◆ Description of the task: Keep only the lines of the data below that contain "this", and copy them.
------ Material provided
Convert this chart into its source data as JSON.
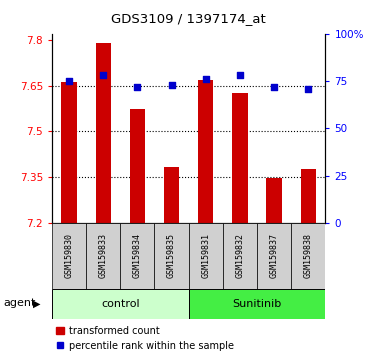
{
  "title": "GDS3109 / 1397174_at",
  "samples": [
    "GSM159830",
    "GSM159833",
    "GSM159834",
    "GSM159835",
    "GSM159831",
    "GSM159832",
    "GSM159837",
    "GSM159838"
  ],
  "bar_values": [
    7.662,
    7.788,
    7.572,
    7.382,
    7.668,
    7.625,
    7.346,
    7.378
  ],
  "percentile_values": [
    75,
    78,
    72,
    73,
    76,
    78,
    72,
    71
  ],
  "control_count": 4,
  "sunitinib_count": 4,
  "bar_color": "#cc0000",
  "dot_color": "#0000cc",
  "bar_bottom": 7.2,
  "ylim_left": [
    7.2,
    7.82
  ],
  "ylim_right": [
    0,
    100
  ],
  "yticks_left": [
    7.2,
    7.35,
    7.5,
    7.65,
    7.8
  ],
  "yticks_right": [
    0,
    25,
    50,
    75,
    100
  ],
  "ytick_labels_right": [
    "0",
    "25",
    "50",
    "75",
    "100%"
  ],
  "hlines": [
    7.35,
    7.5,
    7.65
  ],
  "control_label": "control",
  "sunitinib_label": "Sunitinib",
  "agent_label": "agent",
  "legend_bar_label": "transformed count",
  "legend_dot_label": "percentile rank within the sample",
  "control_bg": "#ccffcc",
  "sunitinib_bg": "#44ee44",
  "sample_bg": "#d0d0d0",
  "bar_width": 0.45
}
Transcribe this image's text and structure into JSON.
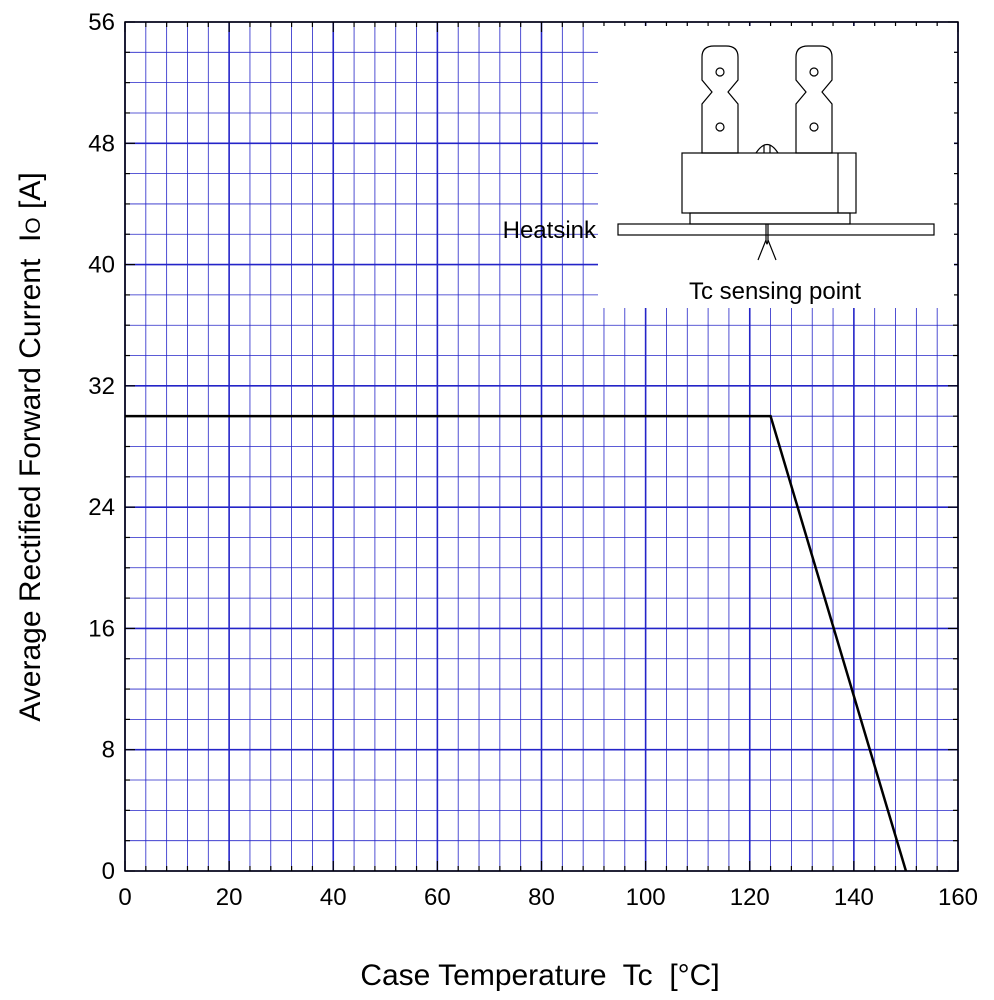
{
  "chart_data": {
    "type": "line",
    "xlabel": "Case Temperature  Tc  [°C]",
    "ylabel": "Average Rectified Forward Current  IO [A]",
    "ylabel_main": "Average Rectified Forward Current  I",
    "ylabel_sub": "O",
    "ylabel_tail": " [A]",
    "xlim": [
      0,
      160
    ],
    "ylim": [
      0,
      56
    ],
    "x_ticks": [
      0,
      20,
      40,
      60,
      80,
      100,
      120,
      140,
      160
    ],
    "y_ticks": [
      0,
      8,
      16,
      24,
      32,
      40,
      48,
      56
    ],
    "x_minor_step": 4,
    "y_minor_step": 2,
    "grid": true,
    "grid_color": "#2424c8",
    "line_color": "#000000",
    "series": [
      {
        "x": [
          0,
          124,
          150
        ],
        "y": [
          30,
          30,
          0
        ]
      }
    ],
    "annotations": {
      "heatsink": "Heatsink",
      "sensing_point": "Tc sensing point"
    }
  }
}
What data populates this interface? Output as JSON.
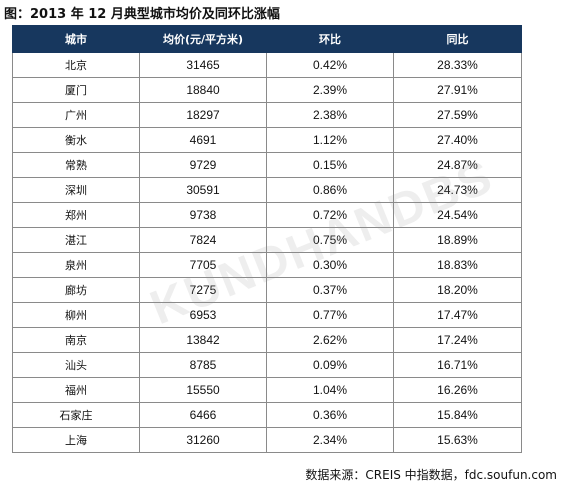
{
  "title": "图：2013 年 12 月典型城市均价及同环比涨幅",
  "table": {
    "headers": [
      "城市",
      "均价(元/平方米)",
      "环比",
      "同比"
    ],
    "rows": [
      {
        "city": "北京",
        "price": "31465",
        "mom": "0.42%",
        "yoy": "28.33%"
      },
      {
        "city": "厦门",
        "price": "18840",
        "mom": "2.39%",
        "yoy": "27.91%"
      },
      {
        "city": "广州",
        "price": "18297",
        "mom": "2.38%",
        "yoy": "27.59%"
      },
      {
        "city": "衡水",
        "price": "4691",
        "mom": "1.12%",
        "yoy": "27.40%"
      },
      {
        "city": "常熟",
        "price": "9729",
        "mom": "0.15%",
        "yoy": "24.87%"
      },
      {
        "city": "深圳",
        "price": "30591",
        "mom": "0.86%",
        "yoy": "24.73%"
      },
      {
        "city": "郑州",
        "price": "9738",
        "mom": "0.72%",
        "yoy": "24.54%"
      },
      {
        "city": "湛江",
        "price": "7824",
        "mom": "0.75%",
        "yoy": "18.89%"
      },
      {
        "city": "泉州",
        "price": "7705",
        "mom": "0.30%",
        "yoy": "18.83%"
      },
      {
        "city": "廊坊",
        "price": "7275",
        "mom": "0.37%",
        "yoy": "18.20%"
      },
      {
        "city": "柳州",
        "price": "6953",
        "mom": "0.77%",
        "yoy": "17.47%"
      },
      {
        "city": "南京",
        "price": "13842",
        "mom": "2.62%",
        "yoy": "17.24%"
      },
      {
        "city": "汕头",
        "price": "8785",
        "mom": "0.09%",
        "yoy": "16.71%"
      },
      {
        "city": "福州",
        "price": "15550",
        "mom": "1.04%",
        "yoy": "16.26%"
      },
      {
        "city": "石家庄",
        "price": "6466",
        "mom": "0.36%",
        "yoy": "15.84%"
      },
      {
        "city": "上海",
        "price": "31260",
        "mom": "2.34%",
        "yoy": "15.63%"
      }
    ]
  },
  "footer": "数据来源：CREIS 中指数据，fdc.soufun.com",
  "watermark": "KUNDHANDBS",
  "colors": {
    "header_bg": "#17375e",
    "header_text": "#ffffff",
    "grid": "#8a8a8a"
  }
}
------------
◆ Written answer:
Convert this chart into its source data as JSON.
Transcribe this image's text and structure into JSON.
What data populates this interface? Output as JSON.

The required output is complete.